(Dataset entries on figures)
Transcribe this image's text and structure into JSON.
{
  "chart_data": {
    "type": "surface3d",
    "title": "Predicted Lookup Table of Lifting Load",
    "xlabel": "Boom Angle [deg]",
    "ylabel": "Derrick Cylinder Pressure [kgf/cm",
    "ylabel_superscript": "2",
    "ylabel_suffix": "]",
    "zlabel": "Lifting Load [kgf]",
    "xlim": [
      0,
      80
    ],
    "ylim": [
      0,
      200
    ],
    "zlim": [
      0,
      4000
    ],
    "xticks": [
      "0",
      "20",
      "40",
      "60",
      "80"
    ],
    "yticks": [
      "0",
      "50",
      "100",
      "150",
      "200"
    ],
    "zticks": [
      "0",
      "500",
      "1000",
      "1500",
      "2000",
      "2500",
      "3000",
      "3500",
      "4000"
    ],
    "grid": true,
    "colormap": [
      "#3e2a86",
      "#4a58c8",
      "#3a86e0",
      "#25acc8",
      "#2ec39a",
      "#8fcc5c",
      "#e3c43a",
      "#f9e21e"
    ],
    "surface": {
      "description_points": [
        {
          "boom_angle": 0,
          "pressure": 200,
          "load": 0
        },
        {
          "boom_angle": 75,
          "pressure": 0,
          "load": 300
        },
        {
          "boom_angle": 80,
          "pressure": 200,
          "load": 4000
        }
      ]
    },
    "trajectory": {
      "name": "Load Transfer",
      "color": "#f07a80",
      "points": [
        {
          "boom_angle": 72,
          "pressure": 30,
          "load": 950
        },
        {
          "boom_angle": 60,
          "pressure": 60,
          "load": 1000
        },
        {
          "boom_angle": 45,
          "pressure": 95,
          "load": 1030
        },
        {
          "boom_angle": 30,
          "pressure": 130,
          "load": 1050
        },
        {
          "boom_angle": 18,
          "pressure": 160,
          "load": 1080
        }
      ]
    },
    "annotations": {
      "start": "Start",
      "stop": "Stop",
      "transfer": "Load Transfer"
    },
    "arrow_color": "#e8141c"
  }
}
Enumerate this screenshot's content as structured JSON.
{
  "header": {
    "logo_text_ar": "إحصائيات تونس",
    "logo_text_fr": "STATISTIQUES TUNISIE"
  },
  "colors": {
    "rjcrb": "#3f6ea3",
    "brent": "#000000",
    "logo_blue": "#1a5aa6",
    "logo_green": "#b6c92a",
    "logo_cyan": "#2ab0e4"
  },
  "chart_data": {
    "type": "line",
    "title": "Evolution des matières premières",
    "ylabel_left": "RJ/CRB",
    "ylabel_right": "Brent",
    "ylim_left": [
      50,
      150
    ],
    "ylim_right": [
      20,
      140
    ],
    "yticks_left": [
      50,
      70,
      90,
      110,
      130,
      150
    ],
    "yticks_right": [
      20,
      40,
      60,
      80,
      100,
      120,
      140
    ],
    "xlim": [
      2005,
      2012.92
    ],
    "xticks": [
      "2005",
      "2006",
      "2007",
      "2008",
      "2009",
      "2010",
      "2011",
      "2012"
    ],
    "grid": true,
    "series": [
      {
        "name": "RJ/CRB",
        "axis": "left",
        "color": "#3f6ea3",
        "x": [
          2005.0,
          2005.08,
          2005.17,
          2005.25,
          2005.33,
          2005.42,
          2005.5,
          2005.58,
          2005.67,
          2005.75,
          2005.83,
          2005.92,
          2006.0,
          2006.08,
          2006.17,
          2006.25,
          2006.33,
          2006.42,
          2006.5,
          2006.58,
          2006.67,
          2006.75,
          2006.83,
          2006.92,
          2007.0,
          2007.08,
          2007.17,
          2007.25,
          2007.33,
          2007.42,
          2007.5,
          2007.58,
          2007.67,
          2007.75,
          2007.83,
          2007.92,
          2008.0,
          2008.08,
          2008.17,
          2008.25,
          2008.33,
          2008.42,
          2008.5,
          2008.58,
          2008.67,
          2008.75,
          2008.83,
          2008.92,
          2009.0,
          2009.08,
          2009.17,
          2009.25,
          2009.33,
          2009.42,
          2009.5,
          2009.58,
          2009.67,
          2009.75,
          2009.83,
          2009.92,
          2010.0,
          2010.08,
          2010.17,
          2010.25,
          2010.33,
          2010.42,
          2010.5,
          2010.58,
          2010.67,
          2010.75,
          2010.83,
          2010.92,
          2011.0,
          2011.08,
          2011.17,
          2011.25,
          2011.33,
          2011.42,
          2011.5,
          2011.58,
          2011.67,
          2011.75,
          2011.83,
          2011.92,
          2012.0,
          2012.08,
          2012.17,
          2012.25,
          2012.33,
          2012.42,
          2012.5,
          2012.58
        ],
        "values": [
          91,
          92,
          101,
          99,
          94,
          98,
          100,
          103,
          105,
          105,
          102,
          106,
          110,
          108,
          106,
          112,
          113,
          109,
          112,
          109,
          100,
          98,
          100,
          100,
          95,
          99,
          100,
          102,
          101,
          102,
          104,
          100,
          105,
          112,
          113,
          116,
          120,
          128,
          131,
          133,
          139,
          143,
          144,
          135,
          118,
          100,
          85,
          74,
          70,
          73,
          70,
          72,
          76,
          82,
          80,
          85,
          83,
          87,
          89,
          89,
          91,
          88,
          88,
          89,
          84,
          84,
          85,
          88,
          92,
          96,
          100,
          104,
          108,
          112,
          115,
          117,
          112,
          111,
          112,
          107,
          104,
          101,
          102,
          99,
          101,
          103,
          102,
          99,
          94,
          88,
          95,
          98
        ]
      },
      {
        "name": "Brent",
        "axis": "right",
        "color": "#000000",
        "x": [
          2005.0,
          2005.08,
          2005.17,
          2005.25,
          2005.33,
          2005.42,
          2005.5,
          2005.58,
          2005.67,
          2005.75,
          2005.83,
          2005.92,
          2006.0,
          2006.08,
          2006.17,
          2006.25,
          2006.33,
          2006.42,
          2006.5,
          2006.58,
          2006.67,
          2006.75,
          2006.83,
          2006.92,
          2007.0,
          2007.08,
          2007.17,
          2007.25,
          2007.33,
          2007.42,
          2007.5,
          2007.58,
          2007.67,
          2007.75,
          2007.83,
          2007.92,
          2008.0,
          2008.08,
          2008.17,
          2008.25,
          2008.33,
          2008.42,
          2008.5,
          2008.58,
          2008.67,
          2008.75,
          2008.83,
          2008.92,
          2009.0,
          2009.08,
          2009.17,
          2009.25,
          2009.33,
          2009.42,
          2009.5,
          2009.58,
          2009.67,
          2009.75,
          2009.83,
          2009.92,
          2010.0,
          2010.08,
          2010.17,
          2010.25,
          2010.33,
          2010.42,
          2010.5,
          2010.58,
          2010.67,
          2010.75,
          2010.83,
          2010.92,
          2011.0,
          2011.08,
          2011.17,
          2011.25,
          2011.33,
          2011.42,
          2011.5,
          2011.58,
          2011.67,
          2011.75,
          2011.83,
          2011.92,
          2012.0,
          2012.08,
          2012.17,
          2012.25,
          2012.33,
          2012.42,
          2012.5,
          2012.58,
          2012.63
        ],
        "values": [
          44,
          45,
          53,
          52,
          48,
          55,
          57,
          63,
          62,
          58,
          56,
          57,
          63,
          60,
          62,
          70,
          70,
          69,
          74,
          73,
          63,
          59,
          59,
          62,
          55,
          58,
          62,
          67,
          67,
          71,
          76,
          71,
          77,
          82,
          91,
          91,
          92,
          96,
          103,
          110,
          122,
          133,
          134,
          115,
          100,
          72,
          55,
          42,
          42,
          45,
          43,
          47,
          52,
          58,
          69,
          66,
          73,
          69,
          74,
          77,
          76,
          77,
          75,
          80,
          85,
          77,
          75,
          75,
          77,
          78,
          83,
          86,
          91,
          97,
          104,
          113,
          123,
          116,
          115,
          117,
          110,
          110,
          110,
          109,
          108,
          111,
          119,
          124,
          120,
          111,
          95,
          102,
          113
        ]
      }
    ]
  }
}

*Problem*. Show each line of the data that contains the string "JSON".

*Completed task*.
Transcribe this image's text and structure into JSON.
Enumerate this screenshot's content as structured JSON.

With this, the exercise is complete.